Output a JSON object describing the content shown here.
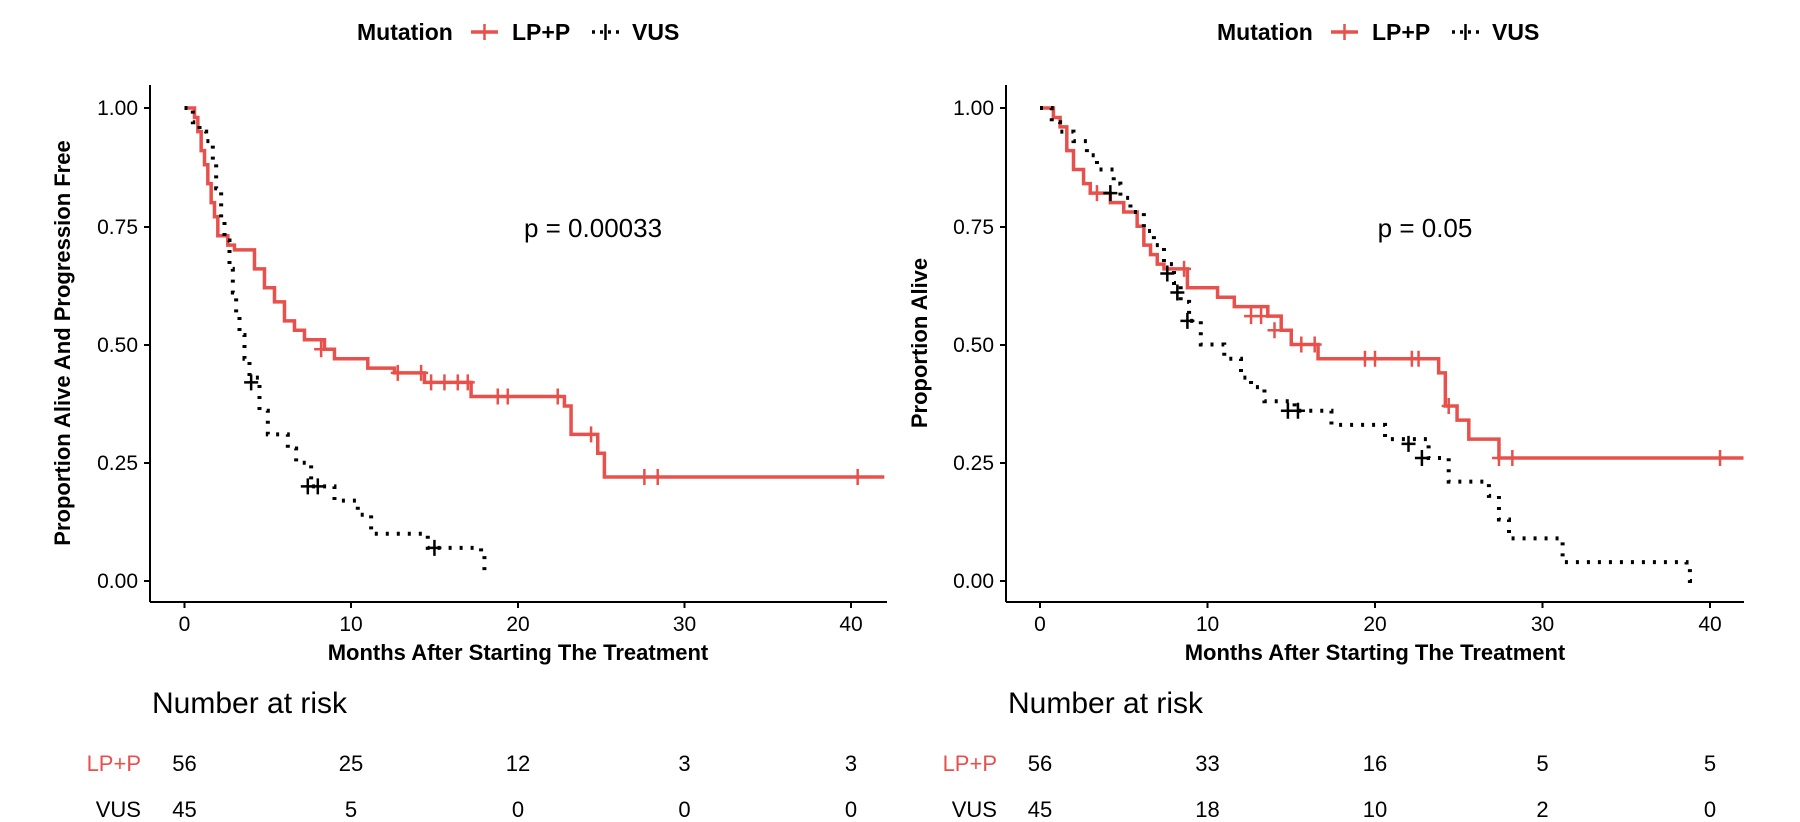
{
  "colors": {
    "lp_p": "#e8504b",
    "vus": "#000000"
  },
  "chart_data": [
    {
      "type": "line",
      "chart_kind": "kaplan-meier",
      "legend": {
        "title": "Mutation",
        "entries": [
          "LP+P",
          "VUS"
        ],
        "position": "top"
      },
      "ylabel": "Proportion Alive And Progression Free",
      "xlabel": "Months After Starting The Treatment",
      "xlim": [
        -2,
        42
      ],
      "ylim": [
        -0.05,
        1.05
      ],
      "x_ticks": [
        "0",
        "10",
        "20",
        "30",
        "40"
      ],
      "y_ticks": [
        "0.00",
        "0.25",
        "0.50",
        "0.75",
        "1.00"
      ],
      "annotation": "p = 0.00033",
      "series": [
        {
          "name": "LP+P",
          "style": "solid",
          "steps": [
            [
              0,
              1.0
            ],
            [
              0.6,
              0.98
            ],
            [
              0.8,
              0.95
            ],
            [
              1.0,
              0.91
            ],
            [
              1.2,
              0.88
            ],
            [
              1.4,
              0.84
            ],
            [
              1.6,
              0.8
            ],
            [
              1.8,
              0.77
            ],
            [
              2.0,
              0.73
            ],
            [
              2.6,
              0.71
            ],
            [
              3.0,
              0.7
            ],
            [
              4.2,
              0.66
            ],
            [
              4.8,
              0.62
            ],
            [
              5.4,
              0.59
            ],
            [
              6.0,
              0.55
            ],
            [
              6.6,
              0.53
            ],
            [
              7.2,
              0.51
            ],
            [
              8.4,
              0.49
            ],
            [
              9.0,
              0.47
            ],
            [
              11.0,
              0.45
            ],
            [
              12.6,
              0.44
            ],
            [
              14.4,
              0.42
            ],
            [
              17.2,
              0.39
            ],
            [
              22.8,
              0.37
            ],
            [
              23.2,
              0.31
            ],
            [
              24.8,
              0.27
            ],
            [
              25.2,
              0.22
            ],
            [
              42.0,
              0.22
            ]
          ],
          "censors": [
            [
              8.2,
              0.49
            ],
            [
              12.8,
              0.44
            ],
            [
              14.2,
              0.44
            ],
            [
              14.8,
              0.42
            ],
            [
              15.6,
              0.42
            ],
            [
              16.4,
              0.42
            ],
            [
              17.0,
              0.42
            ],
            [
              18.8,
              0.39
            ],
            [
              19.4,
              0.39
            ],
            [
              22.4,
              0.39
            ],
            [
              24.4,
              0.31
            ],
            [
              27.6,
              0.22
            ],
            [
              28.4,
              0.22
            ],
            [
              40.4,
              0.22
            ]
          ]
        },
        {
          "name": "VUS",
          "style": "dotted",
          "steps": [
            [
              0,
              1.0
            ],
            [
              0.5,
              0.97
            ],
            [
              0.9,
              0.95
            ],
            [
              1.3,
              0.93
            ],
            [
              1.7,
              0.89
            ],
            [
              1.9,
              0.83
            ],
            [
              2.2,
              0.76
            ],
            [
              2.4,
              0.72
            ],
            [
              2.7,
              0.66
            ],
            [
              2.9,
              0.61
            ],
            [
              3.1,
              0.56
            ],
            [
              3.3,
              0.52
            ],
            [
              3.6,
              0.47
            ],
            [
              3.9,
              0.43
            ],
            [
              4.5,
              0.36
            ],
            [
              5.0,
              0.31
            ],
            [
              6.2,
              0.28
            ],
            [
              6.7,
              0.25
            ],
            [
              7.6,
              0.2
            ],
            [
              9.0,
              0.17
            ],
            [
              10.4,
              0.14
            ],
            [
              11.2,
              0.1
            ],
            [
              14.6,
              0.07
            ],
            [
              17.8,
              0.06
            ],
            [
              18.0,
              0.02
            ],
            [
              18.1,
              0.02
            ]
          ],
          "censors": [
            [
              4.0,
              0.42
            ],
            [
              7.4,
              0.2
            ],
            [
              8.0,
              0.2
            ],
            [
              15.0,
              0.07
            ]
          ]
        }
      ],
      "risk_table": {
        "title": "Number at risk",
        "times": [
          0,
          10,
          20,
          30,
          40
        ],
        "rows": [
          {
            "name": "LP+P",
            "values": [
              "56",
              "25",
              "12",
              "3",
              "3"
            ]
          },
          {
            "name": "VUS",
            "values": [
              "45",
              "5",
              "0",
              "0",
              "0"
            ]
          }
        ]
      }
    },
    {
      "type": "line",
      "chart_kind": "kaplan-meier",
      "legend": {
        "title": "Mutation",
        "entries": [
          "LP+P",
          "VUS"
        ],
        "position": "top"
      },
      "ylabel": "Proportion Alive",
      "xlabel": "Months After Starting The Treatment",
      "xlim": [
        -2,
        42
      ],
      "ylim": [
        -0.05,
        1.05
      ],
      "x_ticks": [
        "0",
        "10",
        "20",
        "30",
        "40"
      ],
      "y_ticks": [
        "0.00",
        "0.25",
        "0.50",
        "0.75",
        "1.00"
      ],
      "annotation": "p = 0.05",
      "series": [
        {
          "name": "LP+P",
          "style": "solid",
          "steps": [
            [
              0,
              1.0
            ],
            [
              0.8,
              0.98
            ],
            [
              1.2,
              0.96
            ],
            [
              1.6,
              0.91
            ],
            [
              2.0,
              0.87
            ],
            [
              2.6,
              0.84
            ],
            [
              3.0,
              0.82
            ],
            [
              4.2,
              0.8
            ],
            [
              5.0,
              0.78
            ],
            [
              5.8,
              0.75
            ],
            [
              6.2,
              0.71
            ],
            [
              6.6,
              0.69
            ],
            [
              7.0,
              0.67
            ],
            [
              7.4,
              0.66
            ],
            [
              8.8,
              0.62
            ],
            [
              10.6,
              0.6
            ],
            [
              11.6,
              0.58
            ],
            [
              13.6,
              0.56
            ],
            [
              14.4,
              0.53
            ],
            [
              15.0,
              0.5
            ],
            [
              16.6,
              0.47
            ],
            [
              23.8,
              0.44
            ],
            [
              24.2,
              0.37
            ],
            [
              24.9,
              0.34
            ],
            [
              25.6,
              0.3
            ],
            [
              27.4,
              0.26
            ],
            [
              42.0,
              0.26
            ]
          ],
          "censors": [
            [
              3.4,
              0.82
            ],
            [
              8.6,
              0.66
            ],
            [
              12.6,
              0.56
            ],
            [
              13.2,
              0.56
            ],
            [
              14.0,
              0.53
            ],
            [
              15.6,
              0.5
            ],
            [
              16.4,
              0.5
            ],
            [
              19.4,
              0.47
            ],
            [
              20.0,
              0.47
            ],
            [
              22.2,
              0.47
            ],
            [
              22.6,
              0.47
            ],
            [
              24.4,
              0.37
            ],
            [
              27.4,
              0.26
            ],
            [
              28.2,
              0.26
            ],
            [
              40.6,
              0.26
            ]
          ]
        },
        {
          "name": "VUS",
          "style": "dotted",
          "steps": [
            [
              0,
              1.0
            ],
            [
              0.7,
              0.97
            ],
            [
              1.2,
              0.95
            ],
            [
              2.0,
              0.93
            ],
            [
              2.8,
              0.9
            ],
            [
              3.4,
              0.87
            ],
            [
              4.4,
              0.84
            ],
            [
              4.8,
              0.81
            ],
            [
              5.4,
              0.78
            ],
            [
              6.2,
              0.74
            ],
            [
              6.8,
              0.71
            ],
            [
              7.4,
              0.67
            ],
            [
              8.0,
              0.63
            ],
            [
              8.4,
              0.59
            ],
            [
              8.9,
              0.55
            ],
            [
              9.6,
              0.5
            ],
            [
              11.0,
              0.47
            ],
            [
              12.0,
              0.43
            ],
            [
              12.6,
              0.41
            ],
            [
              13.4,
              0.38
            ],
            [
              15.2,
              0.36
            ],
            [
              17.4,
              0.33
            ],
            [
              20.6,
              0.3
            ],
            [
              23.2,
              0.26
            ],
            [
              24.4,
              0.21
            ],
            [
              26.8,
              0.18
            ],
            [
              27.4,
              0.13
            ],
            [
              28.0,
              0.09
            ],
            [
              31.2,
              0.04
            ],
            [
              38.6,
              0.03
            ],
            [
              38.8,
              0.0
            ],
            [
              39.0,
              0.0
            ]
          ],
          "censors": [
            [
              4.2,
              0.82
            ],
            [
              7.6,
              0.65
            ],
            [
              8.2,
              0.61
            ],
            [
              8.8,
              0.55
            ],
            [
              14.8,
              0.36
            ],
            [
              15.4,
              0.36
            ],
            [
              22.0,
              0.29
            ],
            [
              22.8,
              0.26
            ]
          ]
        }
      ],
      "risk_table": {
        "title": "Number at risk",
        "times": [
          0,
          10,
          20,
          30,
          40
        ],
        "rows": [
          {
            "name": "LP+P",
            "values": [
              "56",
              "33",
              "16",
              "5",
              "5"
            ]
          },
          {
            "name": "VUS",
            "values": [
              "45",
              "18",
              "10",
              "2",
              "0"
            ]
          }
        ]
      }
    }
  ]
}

= = = = = = =

**DIRECTIVE:**
Count the lines that include the word "ylabel" and state the result as a bare number.

**EXERCISE RESPONSE:**
2